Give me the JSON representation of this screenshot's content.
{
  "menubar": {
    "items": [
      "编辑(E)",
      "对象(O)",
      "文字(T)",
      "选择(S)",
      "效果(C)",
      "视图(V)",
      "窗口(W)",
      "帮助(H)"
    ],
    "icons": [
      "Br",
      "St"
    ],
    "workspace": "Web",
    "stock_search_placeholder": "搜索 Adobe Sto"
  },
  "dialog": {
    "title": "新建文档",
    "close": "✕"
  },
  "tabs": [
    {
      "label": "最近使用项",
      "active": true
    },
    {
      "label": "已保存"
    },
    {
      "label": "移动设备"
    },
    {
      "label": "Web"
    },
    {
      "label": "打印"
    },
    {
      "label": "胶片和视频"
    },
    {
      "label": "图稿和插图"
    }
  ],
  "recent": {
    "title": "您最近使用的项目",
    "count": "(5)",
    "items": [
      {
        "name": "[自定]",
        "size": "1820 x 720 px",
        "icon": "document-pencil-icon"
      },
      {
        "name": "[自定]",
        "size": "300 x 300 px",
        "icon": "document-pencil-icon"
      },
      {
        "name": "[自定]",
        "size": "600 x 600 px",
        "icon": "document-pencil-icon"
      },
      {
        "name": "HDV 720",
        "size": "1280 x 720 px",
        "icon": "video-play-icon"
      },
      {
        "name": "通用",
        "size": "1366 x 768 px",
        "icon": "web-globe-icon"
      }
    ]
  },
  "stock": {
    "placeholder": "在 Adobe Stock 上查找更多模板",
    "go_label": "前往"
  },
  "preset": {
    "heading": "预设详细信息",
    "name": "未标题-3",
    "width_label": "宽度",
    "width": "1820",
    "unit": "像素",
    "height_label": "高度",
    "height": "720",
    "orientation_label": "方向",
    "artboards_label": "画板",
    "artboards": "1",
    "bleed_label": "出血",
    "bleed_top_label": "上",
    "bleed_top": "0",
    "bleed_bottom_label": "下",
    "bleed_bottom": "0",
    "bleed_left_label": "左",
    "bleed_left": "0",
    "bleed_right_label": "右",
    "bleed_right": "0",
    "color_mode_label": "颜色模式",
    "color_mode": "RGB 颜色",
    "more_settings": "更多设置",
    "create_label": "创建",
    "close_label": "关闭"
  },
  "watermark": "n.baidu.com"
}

> [To do] Locate all lines that include the word "Adobe" and copy them out.

> [Written answer]
    "stock_search_placeholder": "搜索 Adobe Sto"
    "placeholder": "在 Adobe Stock 上查找更多模板",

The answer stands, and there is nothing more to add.